**PROVIDED INFORMATION:**
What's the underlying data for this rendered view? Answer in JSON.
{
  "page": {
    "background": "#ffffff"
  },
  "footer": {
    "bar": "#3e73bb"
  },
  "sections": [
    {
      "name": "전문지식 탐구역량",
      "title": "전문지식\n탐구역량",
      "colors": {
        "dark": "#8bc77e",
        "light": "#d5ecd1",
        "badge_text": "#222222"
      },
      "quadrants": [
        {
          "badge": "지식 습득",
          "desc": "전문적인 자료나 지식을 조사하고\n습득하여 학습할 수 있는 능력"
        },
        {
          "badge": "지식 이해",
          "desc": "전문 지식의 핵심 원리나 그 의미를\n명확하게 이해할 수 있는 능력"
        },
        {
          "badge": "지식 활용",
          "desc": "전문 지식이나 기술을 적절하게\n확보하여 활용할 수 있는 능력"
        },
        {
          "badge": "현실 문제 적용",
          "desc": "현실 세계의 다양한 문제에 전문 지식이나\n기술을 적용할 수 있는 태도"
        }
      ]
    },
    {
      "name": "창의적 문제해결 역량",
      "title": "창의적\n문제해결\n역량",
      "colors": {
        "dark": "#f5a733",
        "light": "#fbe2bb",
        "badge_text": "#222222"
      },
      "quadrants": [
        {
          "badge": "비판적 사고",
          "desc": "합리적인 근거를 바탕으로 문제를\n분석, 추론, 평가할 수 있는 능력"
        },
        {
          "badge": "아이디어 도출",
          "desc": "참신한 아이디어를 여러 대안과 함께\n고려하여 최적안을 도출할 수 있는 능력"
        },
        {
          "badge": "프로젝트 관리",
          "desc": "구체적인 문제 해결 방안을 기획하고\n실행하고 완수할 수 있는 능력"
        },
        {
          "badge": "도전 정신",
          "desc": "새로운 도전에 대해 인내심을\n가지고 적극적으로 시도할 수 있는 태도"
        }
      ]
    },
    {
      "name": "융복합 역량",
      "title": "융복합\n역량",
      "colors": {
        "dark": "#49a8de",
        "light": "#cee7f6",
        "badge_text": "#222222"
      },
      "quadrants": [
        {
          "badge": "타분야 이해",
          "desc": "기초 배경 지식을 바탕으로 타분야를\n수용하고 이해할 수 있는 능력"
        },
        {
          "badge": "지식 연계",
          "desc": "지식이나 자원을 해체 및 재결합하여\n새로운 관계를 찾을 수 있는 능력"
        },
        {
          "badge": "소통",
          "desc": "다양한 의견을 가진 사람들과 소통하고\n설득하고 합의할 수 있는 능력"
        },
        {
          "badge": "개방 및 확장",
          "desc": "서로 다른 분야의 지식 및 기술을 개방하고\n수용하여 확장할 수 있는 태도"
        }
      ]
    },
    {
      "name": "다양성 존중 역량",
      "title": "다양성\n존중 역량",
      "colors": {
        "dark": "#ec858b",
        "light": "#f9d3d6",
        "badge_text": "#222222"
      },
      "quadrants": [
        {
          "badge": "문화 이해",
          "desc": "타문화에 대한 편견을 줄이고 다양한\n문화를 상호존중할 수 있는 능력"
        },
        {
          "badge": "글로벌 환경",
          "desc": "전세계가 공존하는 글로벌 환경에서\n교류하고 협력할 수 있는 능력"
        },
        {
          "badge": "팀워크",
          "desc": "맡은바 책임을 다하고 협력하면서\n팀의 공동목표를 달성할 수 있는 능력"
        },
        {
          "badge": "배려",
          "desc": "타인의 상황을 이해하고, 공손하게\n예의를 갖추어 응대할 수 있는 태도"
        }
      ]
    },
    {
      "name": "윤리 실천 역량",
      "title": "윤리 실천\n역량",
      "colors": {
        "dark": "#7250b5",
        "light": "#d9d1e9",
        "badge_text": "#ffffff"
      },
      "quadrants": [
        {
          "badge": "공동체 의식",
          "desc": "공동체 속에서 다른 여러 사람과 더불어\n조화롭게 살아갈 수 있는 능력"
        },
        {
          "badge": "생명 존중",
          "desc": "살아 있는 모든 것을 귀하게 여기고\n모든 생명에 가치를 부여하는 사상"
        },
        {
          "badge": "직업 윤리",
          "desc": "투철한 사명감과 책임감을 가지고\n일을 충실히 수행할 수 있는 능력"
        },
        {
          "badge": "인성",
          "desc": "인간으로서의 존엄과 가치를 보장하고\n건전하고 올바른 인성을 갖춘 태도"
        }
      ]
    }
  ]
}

**TASK DETAILS:**
Print all of the entries again, exactly as written.

**OUTPUT OF THE TASK:**
What's the underlying data for this rendered view? Answer in JSON.
{
  "page": {
    "background": "#ffffff"
  },
  "footer": {
    "bar": "#3e73bb"
  },
  "sections": [
    {
      "name": "전문지식 탐구역량",
      "title": "전문지식\n탐구역량",
      "colors": {
        "dark": "#8bc77e",
        "light": "#d5ecd1",
        "badge_text": "#222222"
      },
      "quadrants": [
        {
          "badge": "지식 습득",
          "desc": "전문적인 자료나 지식을 조사하고\n습득하여 학습할 수 있는 능력"
        },
        {
          "badge": "지식 이해",
          "desc": "전문 지식의 핵심 원리나 그 의미를\n명확하게 이해할 수 있는 능력"
        },
        {
          "badge": "지식 활용",
          "desc": "전문 지식이나 기술을 적절하게\n확보하여 활용할 수 있는 능력"
        },
        {
          "badge": "현실 문제 적용",
          "desc": "현실 세계의 다양한 문제에 전문 지식이나\n기술을 적용할 수 있는 태도"
        }
      ]
    },
    {
      "name": "창의적 문제해결 역량",
      "title": "창의적\n문제해결\n역량",
      "colors": {
        "dark": "#f5a733",
        "light": "#fbe2bb",
        "badge_text": "#222222"
      },
      "quadrants": [
        {
          "badge": "비판적 사고",
          "desc": "합리적인 근거를 바탕으로 문제를\n분석, 추론, 평가할 수 있는 능력"
        },
        {
          "badge": "아이디어 도출",
          "desc": "참신한 아이디어를 여러 대안과 함께\n고려하여 최적안을 도출할 수 있는 능력"
        },
        {
          "badge": "프로젝트 관리",
          "desc": "구체적인 문제 해결 방안을 기획하고\n실행하고 완수할 수 있는 능력"
        },
        {
          "badge": "도전 정신",
          "desc": "새로운 도전에 대해 인내심을\n가지고 적극적으로 시도할 수 있는 태도"
        }
      ]
    },
    {
      "name": "융복합 역량",
      "title": "융복합\n역량",
      "colors": {
        "dark": "#49a8de",
        "light": "#cee7f6",
        "badge_text": "#222222"
      },
      "quadrants": [
        {
          "badge": "타분야 이해",
          "desc": "기초 배경 지식을 바탕으로 타분야를\n수용하고 이해할 수 있는 능력"
        },
        {
          "badge": "지식 연계",
          "desc": "지식이나 자원을 해체 및 재결합하여\n새로운 관계를 찾을 수 있는 능력"
        },
        {
          "badge": "소통",
          "desc": "다양한 의견을 가진 사람들과 소통하고\n설득하고 합의할 수 있는 능력"
        },
        {
          "badge": "개방 및 확장",
          "desc": "서로 다른 분야의 지식 및 기술을 개방하고\n수용하여 확장할 수 있는 태도"
        }
      ]
    },
    {
      "name": "다양성 존중 역량",
      "title": "다양성\n존중 역량",
      "colors": {
        "dark": "#ec858b",
        "light": "#f9d3d6",
        "badge_text": "#222222"
      },
      "quadrants": [
        {
          "badge": "문화 이해",
          "desc": "타문화에 대한 편견을 줄이고 다양한\n문화를 상호존중할 수 있는 능력"
        },
        {
          "badge": "글로벌 환경",
          "desc": "전세계가 공존하는 글로벌 환경에서\n교류하고 협력할 수 있는 능력"
        },
        {
          "badge": "팀워크",
          "desc": "맡은바 책임을 다하고 협력하면서\n팀의 공동목표를 달성할 수 있는 능력"
        },
        {
          "badge": "배려",
          "desc": "타인의 상황을 이해하고, 공손하게\n예의를 갖추어 응대할 수 있는 태도"
        }
      ]
    },
    {
      "name": "윤리 실천 역량",
      "title": "윤리 실천\n역량",
      "colors": {
        "dark": "#7250b5",
        "light": "#d9d1e9",
        "badge_text": "#ffffff"
      },
      "quadrants": [
        {
          "badge": "공동체 의식",
          "desc": "공동체 속에서 다른 여러 사람과 더불어\n조화롭게 살아갈 수 있는 능력"
        },
        {
          "badge": "생명 존중",
          "desc": "살아 있는 모든 것을 귀하게 여기고\n모든 생명에 가치를 부여하는 사상"
        },
        {
          "badge": "직업 윤리",
          "desc": "투철한 사명감과 책임감을 가지고\n일을 충실히 수행할 수 있는 능력"
        },
        {
          "badge": "인성",
          "desc": "인간으로서의 존엄과 가치를 보장하고\n건전하고 올바른 인성을 갖춘 태도"
        }
      ]
    }
  ]
}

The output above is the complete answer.